→ Exercise brief
Pull every "Допиши" line out of the data below.

→ Exercise inputs
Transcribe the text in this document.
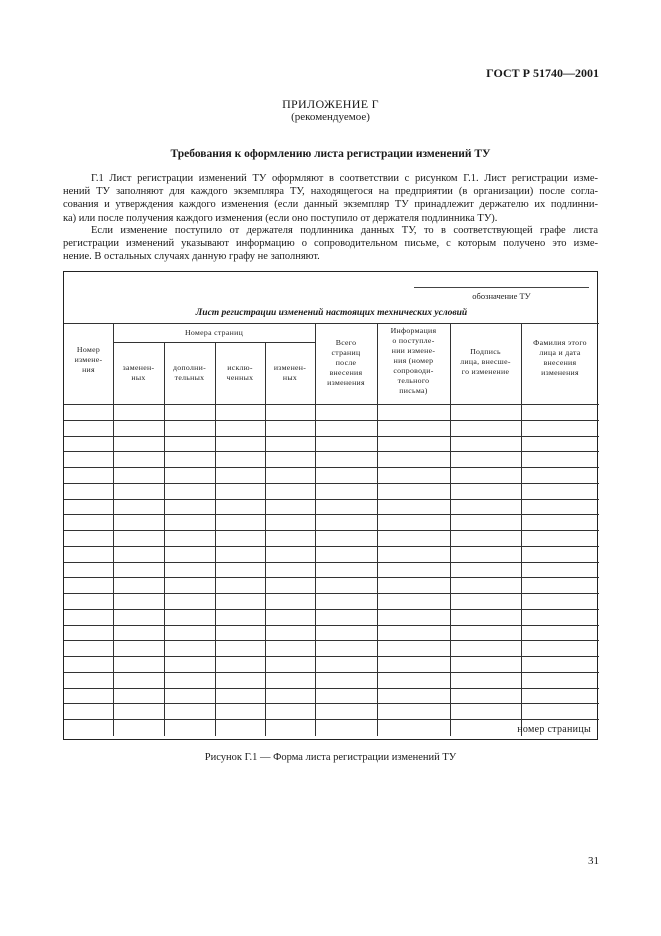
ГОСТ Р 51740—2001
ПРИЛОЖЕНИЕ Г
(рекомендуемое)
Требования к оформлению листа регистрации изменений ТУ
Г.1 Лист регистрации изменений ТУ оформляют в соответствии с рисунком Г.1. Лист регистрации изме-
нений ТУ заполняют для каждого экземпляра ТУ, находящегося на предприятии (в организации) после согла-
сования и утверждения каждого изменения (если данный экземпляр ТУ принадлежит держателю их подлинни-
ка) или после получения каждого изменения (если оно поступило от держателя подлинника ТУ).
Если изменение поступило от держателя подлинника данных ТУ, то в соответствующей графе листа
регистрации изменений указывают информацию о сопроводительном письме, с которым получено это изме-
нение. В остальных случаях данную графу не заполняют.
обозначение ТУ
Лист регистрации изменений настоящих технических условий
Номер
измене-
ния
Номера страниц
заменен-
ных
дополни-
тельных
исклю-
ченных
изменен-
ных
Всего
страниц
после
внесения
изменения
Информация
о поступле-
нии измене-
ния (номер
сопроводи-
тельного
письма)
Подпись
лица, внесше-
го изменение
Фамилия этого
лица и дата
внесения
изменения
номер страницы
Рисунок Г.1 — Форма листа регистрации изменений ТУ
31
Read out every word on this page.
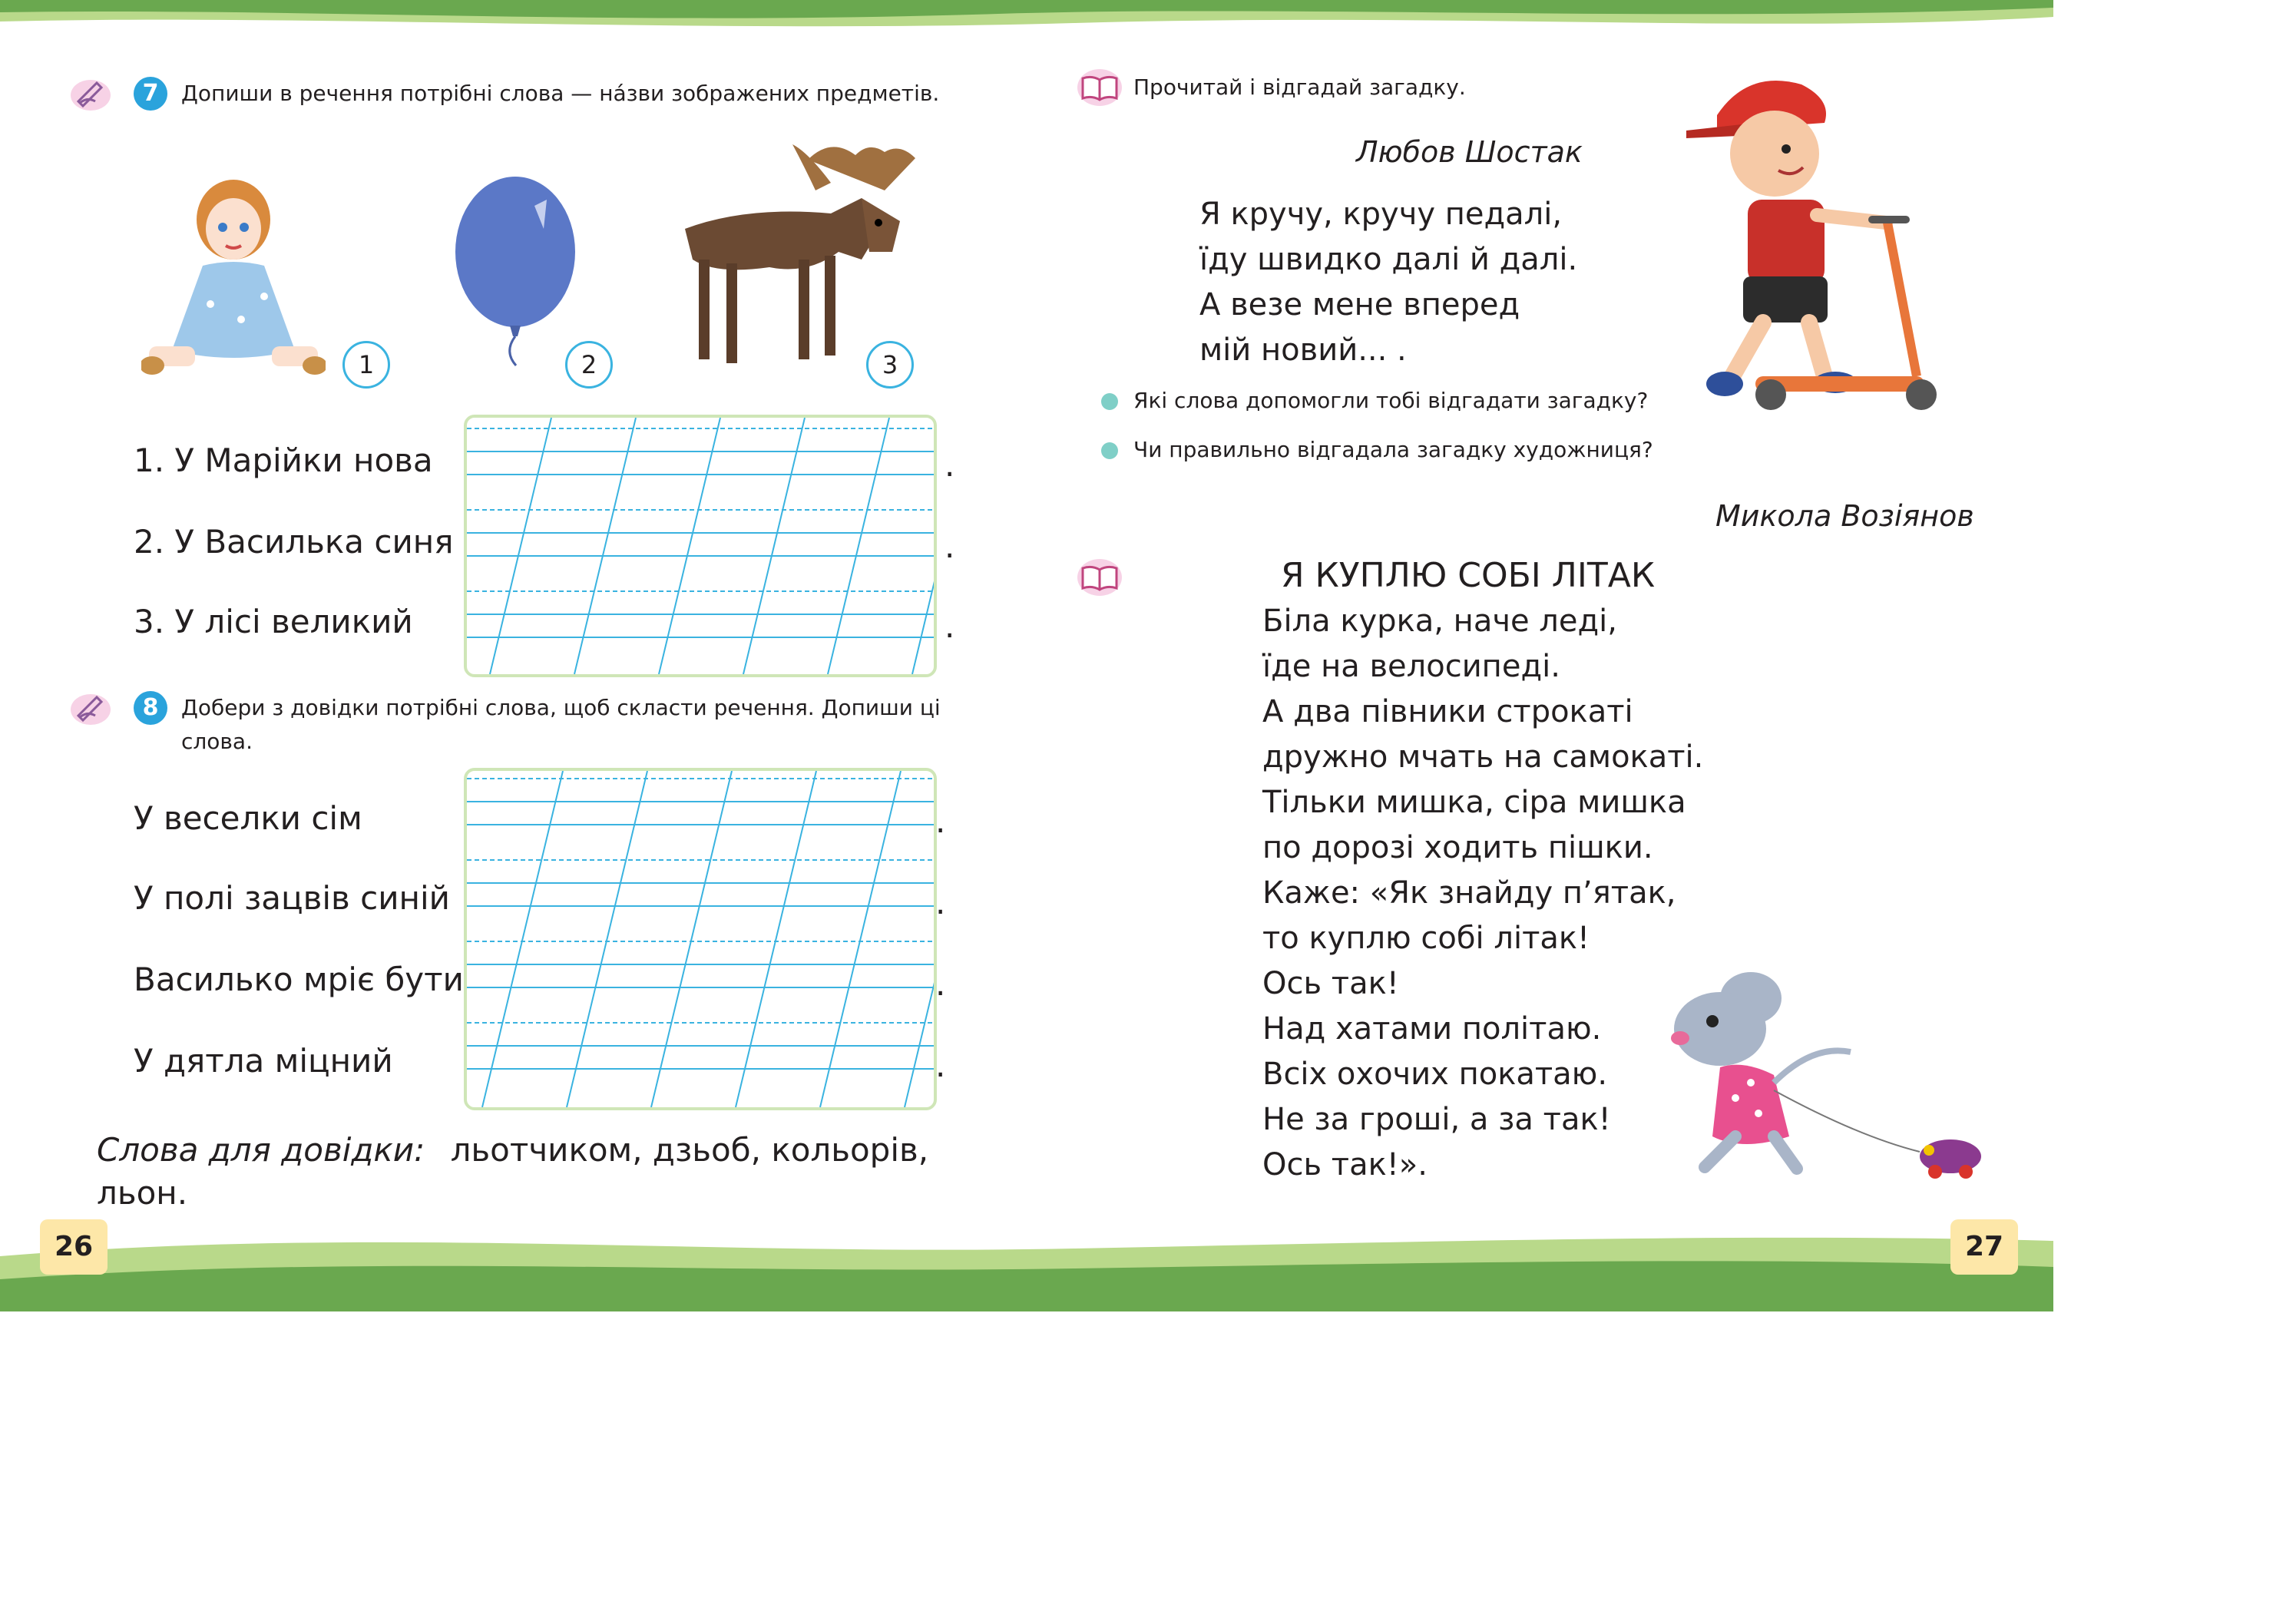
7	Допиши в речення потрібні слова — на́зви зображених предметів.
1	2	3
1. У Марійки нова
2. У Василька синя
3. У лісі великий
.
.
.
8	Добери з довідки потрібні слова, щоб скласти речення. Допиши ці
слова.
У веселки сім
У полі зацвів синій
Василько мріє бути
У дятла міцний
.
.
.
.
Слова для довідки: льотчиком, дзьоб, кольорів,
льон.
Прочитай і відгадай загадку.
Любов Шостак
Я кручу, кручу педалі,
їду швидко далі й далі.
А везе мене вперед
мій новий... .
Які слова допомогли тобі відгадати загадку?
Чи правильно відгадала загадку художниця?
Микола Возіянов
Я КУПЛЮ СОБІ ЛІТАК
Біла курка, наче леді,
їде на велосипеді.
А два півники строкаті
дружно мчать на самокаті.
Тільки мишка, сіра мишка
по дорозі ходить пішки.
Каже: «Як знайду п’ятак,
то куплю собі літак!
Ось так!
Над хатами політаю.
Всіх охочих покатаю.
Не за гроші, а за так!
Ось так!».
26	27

→ Worked answer
7	Допиши в речення потрібні слова — на́зви зображених предметів.
8	Добери з довідки потрібні слова, щоб скласти речення. Допиши ці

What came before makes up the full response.